*WHAT TO DO*
Set down each entry from the block beneath, exactly as written.

-- start RECORD EXTRACTS --

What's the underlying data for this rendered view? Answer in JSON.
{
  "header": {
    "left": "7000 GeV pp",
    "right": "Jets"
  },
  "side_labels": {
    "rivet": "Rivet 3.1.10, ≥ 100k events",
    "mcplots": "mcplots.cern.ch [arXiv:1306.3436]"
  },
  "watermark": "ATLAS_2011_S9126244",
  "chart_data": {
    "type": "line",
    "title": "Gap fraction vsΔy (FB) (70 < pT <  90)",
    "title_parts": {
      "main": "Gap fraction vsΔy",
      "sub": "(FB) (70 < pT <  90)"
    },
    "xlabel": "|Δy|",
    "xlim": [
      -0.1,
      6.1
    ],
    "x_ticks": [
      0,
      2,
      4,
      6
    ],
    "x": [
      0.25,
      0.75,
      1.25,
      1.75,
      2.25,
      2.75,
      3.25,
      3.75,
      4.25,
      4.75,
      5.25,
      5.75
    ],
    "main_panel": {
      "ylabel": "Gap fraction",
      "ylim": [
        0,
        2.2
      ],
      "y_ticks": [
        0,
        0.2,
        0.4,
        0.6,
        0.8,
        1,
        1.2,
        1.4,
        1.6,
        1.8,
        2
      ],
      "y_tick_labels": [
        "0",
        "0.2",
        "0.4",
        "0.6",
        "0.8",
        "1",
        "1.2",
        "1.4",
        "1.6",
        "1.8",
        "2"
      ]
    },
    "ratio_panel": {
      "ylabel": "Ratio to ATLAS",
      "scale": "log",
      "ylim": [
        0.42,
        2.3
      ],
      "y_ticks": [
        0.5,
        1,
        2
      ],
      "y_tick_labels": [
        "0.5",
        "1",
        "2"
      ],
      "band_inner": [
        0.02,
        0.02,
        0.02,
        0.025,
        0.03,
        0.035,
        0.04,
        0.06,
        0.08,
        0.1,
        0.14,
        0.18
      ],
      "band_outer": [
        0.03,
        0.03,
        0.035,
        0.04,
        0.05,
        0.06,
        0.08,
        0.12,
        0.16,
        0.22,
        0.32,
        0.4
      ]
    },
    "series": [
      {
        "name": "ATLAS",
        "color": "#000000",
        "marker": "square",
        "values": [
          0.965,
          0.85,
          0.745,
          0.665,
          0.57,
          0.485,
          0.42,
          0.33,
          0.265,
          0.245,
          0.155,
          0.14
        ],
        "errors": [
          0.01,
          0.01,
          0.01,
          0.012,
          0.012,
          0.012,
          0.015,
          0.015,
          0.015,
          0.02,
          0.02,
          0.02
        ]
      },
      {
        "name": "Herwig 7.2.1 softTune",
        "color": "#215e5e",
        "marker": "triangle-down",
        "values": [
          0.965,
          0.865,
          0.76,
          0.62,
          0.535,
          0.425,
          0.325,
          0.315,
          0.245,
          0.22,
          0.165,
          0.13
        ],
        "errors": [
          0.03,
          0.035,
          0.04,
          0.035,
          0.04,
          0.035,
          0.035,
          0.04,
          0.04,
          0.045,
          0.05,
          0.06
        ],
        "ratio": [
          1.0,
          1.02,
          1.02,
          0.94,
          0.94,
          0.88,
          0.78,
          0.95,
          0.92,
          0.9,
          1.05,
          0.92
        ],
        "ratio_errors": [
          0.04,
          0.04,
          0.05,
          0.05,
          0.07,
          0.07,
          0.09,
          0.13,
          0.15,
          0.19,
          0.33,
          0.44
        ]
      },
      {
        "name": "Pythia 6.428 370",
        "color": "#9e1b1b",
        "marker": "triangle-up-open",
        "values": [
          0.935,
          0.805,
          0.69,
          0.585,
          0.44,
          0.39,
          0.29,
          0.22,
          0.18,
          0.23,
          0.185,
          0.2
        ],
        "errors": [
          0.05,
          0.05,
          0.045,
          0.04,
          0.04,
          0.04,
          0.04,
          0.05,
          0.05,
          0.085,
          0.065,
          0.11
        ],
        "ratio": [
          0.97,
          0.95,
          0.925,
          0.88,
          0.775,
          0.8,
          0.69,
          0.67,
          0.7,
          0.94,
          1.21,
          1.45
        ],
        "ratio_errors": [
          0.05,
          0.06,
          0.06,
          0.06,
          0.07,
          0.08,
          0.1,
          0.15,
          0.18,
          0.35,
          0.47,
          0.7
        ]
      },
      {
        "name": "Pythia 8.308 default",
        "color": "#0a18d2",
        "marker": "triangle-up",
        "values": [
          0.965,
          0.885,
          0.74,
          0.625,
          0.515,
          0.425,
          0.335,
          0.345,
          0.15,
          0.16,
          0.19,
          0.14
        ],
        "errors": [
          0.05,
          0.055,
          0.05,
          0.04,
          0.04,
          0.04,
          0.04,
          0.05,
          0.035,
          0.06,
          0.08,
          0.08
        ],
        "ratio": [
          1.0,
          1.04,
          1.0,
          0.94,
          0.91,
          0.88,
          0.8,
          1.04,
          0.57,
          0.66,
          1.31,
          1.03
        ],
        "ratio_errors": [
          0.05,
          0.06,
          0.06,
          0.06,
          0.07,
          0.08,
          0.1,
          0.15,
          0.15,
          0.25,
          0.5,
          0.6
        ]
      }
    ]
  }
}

-- end RECORD EXTRACTS --

*SOLUTION TO THIS TASK*
What's the underlying data for this rendered view? Answer in JSON.
{
  "header": {
    "left": "7000 GeV pp",
    "right": "Jets"
  },
  "side_labels": {
    "rivet": "Rivet 3.1.10, ≥ 100k events",
    "mcplots": "mcplots.cern.ch [arXiv:1306.3436]"
  },
  "watermark": "ATLAS_2011_S9126244",
  "chart_data": {
    "type": "line",
    "title": "Gap fraction vsΔy (FB) (70 < pT <  90)",
    "title_parts": {
      "main": "Gap fraction vsΔy",
      "sub": "(FB) (70 < pT <  90)"
    },
    "xlabel": "|Δy|",
    "xlim": [
      -0.1,
      6.1
    ],
    "x_ticks": [
      0,
      2,
      4,
      6
    ],
    "x": [
      0.25,
      0.75,
      1.25,
      1.75,
      2.25,
      2.75,
      3.25,
      3.75,
      4.25,
      4.75,
      5.25,
      5.75
    ],
    "main_panel": {
      "ylabel": "Gap fraction",
      "ylim": [
        0,
        2.2
      ],
      "y_ticks": [
        0,
        0.2,
        0.4,
        0.6,
        0.8,
        1,
        1.2,
        1.4,
        1.6,
        1.8,
        2
      ],
      "y_tick_labels": [
        "0",
        "0.2",
        "0.4",
        "0.6",
        "0.8",
        "1",
        "1.2",
        "1.4",
        "1.6",
        "1.8",
        "2"
      ]
    },
    "ratio_panel": {
      "ylabel": "Ratio to ATLAS",
      "scale": "log",
      "ylim": [
        0.42,
        2.3
      ],
      "y_ticks": [
        0.5,
        1,
        2
      ],
      "y_tick_labels": [
        "0.5",
        "1",
        "2"
      ],
      "band_inner": [
        0.02,
        0.02,
        0.02,
        0.025,
        0.03,
        0.035,
        0.04,
        0.06,
        0.08,
        0.1,
        0.14,
        0.18
      ],
      "band_outer": [
        0.03,
        0.03,
        0.035,
        0.04,
        0.05,
        0.06,
        0.08,
        0.12,
        0.16,
        0.22,
        0.32,
        0.4
      ]
    },
    "series": [
      {
        "name": "ATLAS",
        "color": "#000000",
        "marker": "square",
        "values": [
          0.965,
          0.85,
          0.745,
          0.665,
          0.57,
          0.485,
          0.42,
          0.33,
          0.265,
          0.245,
          0.155,
          0.14
        ],
        "errors": [
          0.01,
          0.01,
          0.01,
          0.012,
          0.012,
          0.012,
          0.015,
          0.015,
          0.015,
          0.02,
          0.02,
          0.02
        ]
      },
      {
        "name": "Herwig 7.2.1 softTune",
        "color": "#215e5e",
        "marker": "triangle-down",
        "values": [
          0.965,
          0.865,
          0.76,
          0.62,
          0.535,
          0.425,
          0.325,
          0.315,
          0.245,
          0.22,
          0.165,
          0.13
        ],
        "errors": [
          0.03,
          0.035,
          0.04,
          0.035,
          0.04,
          0.035,
          0.035,
          0.04,
          0.04,
          0.045,
          0.05,
          0.06
        ],
        "ratio": [
          1.0,
          1.02,
          1.02,
          0.94,
          0.94,
          0.88,
          0.78,
          0.95,
          0.92,
          0.9,
          1.05,
          0.92
        ],
        "ratio_errors": [
          0.04,
          0.04,
          0.05,
          0.05,
          0.07,
          0.07,
          0.09,
          0.13,
          0.15,
          0.19,
          0.33,
          0.44
        ]
      },
      {
        "name": "Pythia 6.428 370",
        "color": "#9e1b1b",
        "marker": "triangle-up-open",
        "values": [
          0.935,
          0.805,
          0.69,
          0.585,
          0.44,
          0.39,
          0.29,
          0.22,
          0.18,
          0.23,
          0.185,
          0.2
        ],
        "errors": [
          0.05,
          0.05,
          0.045,
          0.04,
          0.04,
          0.04,
          0.04,
          0.05,
          0.05,
          0.085,
          0.065,
          0.11
        ],
        "ratio": [
          0.97,
          0.95,
          0.925,
          0.88,
          0.775,
          0.8,
          0.69,
          0.67,
          0.7,
          0.94,
          1.21,
          1.45
        ],
        "ratio_errors": [
          0.05,
          0.06,
          0.06,
          0.06,
          0.07,
          0.08,
          0.1,
          0.15,
          0.18,
          0.35,
          0.47,
          0.7
        ]
      },
      {
        "name": "Pythia 8.308 default",
        "color": "#0a18d2",
        "marker": "triangle-up",
        "values": [
          0.965,
          0.885,
          0.74,
          0.625,
          0.515,
          0.425,
          0.335,
          0.345,
          0.15,
          0.16,
          0.19,
          0.14
        ],
        "errors": [
          0.05,
          0.055,
          0.05,
          0.04,
          0.04,
          0.04,
          0.04,
          0.05,
          0.035,
          0.06,
          0.08,
          0.08
        ],
        "ratio": [
          1.0,
          1.04,
          1.0,
          0.94,
          0.91,
          0.88,
          0.8,
          1.04,
          0.57,
          0.66,
          1.31,
          1.03
        ],
        "ratio_errors": [
          0.05,
          0.06,
          0.06,
          0.06,
          0.07,
          0.08,
          0.1,
          0.15,
          0.15,
          0.25,
          0.5,
          0.6
        ]
      }
    ]
  }
}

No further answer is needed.